## WHAT YOU WILL DO
Exactly as they appear, output all of the entries.
((
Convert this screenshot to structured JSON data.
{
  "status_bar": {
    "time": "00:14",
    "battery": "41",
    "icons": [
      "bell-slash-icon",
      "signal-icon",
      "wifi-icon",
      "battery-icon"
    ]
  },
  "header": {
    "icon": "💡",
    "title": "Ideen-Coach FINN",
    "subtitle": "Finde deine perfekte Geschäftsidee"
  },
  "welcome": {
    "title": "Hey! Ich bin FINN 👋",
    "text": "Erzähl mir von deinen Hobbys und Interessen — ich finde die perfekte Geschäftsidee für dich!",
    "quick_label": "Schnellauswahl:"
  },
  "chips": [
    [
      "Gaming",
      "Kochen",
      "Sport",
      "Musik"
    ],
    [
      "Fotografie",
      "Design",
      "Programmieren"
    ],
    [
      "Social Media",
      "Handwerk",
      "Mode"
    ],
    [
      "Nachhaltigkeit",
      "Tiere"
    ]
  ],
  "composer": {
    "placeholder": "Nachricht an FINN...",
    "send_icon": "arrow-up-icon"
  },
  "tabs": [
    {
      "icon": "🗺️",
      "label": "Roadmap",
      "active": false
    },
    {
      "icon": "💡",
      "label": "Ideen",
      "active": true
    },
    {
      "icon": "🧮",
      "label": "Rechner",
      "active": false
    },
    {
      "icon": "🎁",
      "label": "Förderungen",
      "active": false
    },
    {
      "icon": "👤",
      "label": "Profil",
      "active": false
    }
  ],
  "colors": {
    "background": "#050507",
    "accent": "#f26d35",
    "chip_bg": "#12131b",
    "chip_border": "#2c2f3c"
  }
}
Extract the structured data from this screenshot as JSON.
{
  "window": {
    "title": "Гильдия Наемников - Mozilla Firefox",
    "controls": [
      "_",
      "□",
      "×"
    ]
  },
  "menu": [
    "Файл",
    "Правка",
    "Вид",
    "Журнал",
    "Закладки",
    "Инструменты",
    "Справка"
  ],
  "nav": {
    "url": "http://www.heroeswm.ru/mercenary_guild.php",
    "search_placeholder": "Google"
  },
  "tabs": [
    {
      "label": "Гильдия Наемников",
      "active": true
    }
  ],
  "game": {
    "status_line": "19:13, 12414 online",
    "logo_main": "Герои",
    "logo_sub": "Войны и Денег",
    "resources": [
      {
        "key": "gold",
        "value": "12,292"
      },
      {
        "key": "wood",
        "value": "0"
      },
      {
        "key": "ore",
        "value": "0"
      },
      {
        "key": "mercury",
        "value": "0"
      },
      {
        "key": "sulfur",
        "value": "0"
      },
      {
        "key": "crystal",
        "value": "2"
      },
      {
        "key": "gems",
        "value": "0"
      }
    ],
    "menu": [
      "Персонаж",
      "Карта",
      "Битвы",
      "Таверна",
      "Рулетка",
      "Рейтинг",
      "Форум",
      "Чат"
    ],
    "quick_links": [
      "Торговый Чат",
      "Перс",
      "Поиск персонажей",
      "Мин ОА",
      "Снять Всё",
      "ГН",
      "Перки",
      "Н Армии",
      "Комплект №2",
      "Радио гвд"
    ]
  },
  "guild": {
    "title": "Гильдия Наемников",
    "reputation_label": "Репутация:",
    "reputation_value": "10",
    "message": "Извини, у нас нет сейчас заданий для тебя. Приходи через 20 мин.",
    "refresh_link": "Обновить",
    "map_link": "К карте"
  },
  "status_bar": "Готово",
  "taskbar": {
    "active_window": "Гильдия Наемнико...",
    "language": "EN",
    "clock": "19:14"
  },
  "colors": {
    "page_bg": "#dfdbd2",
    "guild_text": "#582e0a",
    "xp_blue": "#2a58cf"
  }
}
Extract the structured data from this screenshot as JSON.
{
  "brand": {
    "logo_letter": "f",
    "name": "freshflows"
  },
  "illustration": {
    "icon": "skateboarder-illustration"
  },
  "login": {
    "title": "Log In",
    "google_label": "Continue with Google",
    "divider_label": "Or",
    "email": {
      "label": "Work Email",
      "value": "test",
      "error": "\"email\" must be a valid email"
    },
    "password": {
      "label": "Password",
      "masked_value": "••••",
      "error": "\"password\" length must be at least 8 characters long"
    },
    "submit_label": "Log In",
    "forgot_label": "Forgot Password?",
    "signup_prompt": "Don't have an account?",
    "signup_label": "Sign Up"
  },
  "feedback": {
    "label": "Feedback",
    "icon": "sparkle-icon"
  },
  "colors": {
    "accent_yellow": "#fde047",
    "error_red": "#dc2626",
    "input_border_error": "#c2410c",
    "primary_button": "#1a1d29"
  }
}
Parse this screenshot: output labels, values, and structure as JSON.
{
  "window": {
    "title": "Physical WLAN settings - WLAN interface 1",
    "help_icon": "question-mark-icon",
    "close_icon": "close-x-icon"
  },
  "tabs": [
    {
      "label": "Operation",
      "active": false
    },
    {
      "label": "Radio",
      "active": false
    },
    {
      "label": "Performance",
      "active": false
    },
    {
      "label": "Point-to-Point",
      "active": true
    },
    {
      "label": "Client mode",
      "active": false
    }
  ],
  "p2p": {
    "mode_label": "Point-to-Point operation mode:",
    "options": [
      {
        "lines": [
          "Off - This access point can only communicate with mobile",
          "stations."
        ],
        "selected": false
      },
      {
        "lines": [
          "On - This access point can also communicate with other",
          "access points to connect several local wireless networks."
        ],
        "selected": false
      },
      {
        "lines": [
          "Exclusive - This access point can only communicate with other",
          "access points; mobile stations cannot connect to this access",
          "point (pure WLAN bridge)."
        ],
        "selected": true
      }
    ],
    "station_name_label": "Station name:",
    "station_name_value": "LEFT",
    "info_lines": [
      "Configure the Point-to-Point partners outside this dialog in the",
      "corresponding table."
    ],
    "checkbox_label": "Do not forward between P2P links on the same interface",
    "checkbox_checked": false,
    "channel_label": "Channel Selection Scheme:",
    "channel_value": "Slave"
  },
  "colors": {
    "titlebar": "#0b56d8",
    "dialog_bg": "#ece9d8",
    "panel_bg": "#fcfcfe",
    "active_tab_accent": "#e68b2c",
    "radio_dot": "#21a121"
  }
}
))
## TASK OUTPUT
Convert this screenshot to structured JSON data.
{
  "status_bar": {
    "time": "00:14",
    "battery": "41",
    "icons": [
      "bell-slash-icon",
      "signal-icon",
      "wifi-icon",
      "battery-icon"
    ]
  },
  "header": {
    "icon": "💡",
    "title": "Ideen-Coach FINN",
    "subtitle": "Finde deine perfekte Geschäftsidee"
  },
  "welcome": {
    "title": "Hey! Ich bin FINN 👋",
    "text": "Erzähl mir von deinen Hobbys und Interessen — ich finde die perfekte Geschäftsidee für dich!",
    "quick_label": "Schnellauswahl:"
  },
  "chips": [
    [
      "Gaming",
      "Kochen",
      "Sport",
      "Musik"
    ],
    [
      "Fotografie",
      "Design",
      "Programmieren"
    ],
    [
      "Social Media",
      "Handwerk",
      "Mode"
    ],
    [
      "Nachhaltigkeit",
      "Tiere"
    ]
  ],
  "composer": {
    "placeholder": "Nachricht an FINN...",
    "send_icon": "arrow-up-icon"
  },
  "tabs": [
    {
      "icon": "🗺️",
      "label": "Roadmap",
      "active": false
    },
    {
      "icon": "💡",
      "label": "Ideen",
      "active": true
    },
    {
      "icon": "🧮",
      "label": "Rechner",
      "active": false
    },
    {
      "icon": "🎁",
      "label": "Förderungen",
      "active": false
    },
    {
      "icon": "👤",
      "label": "Profil",
      "active": false
    }
  ],
  "colors": {
    "background": "#050507",
    "accent": "#f26d35",
    "chip_bg": "#12131b",
    "chip_border": "#2c2f3c"
  }
}
Extract the structured data from this screenshot as JSON.
{
  "window": {
    "title": "Гильдия Наемников - Mozilla Firefox",
    "controls": [
      "_",
      "□",
      "×"
    ]
  },
  "menu": [
    "Файл",
    "Правка",
    "Вид",
    "Журнал",
    "Закладки",
    "Инструменты",
    "Справка"
  ],
  "nav": {
    "url": "http://www.heroeswm.ru/mercenary_guild.php",
    "search_placeholder": "Google"
  },
  "tabs": [
    {
      "label": "Гильдия Наемников",
      "active": true
    }
  ],
  "game": {
    "status_line": "19:13, 12414 online",
    "logo_main": "Герои",
    "logo_sub": "Войны и Денег",
    "resources": [
      {
        "key": "gold",
        "value": "12,292"
      },
      {
        "key": "wood",
        "value": "0"
      },
      {
        "key": "ore",
        "value": "0"
      },
      {
        "key": "mercury",
        "value": "0"
      },
      {
        "key": "sulfur",
        "value": "0"
      },
      {
        "key": "crystal",
        "value": "2"
      },
      {
        "key": "gems",
        "value": "0"
      }
    ],
    "menu": [
      "Персонаж",
      "Карта",
      "Битвы",
      "Таверна",
      "Рулетка",
      "Рейтинг",
      "Форум",
      "Чат"
    ],
    "quick_links": [
      "Торговый Чат",
      "Перс",
      "Поиск персонажей",
      "Мин ОА",
      "Снять Всё",
      "ГН",
      "Перки",
      "Н Армии",
      "Комплект №2",
      "Радио гвд"
    ]
  },
  "guild": {
    "title": "Гильдия Наемников",
    "reputation_label": "Репутация:",
    "reputation_value": "10",
    "message": "Извини, у нас нет сейчас заданий для тебя. Приходи через 20 мин.",
    "refresh_link": "Обновить",
    "map_link": "К карте"
  },
  "status_bar": "Готово",
  "taskbar": {
    "active_window": "Гильдия Наемнико...",
    "language": "EN",
    "clock": "19:14"
  },
  "colors": {
    "page_bg": "#dfdbd2",
    "guild_text": "#582e0a",
    "xp_blue": "#2a58cf"
  }
}
Extract the structured data from this screenshot as JSON.
{
  "brand": {
    "logo_letter": "f",
    "name": "freshflows"
  },
  "illustration": {
    "icon": "skateboarder-illustration"
  },
  "login": {
    "title": "Log In",
    "google_label": "Continue with Google",
    "divider_label": "Or",
    "email": {
      "label": "Work Email",
      "value": "test",
      "error": "\"email\" must be a valid email"
    },
    "password": {
      "label": "Password",
      "masked_value": "••••",
      "error": "\"password\" length must be at least 8 characters long"
    },
    "submit_label": "Log In",
    "forgot_label": "Forgot Password?",
    "signup_prompt": "Don't have an account?",
    "signup_label": "Sign Up"
  },
  "feedback": {
    "label": "Feedback",
    "icon": "sparkle-icon"
  },
  "colors": {
    "accent_yellow": "#fde047",
    "error_red": "#dc2626",
    "input_border_error": "#c2410c",
    "primary_button": "#1a1d29"
  }
}
Parse this screenshot: output labels, values, and structure as JSON.
{
  "window": {
    "title": "Physical WLAN settings - WLAN interface 1",
    "help_icon": "question-mark-icon",
    "close_icon": "close-x-icon"
  },
  "tabs": [
    {
      "label": "Operation",
      "active": false
    },
    {
      "label": "Radio",
      "active": false
    },
    {
      "label": "Performance",
      "active": false
    },
    {
      "label": "Point-to-Point",
      "active": true
    },
    {
      "label": "Client mode",
      "active": false
    }
  ],
  "p2p": {
    "mode_label": "Point-to-Point operation mode:",
    "options": [
      {
        "lines": [
          "Off - This access point can only communicate with mobile",
          "stations."
        ],
        "selected": false
      },
      {
        "lines": [
          "On - This access point can also communicate with other",
          "access points to connect several local wireless networks."
        ],
        "selected": false
      },
      {
        "lines": [
          "Exclusive - This access point can only communicate with other",
          "access points; mobile stations cannot connect to this access",
          "point (pure WLAN bridge)."
        ],
        "selected": true
      }
    ],
    "station_name_label": "Station name:",
    "station_name_value": "LEFT",
    "info_lines": [
      "Configure the Point-to-Point partners outside this dialog in the",
      "corresponding table."
    ],
    "checkbox_label": "Do not forward between P2P links on the same interface",
    "checkbox_checked": false,
    "channel_label": "Channel Selection Scheme:",
    "channel_value": "Slave"
  },
  "colors": {
    "titlebar": "#0b56d8",
    "dialog_bg": "#ece9d8",
    "panel_bg": "#fcfcfe",
    "active_tab_accent": "#e68b2c",
    "radio_dot": "#21a121"
  }
}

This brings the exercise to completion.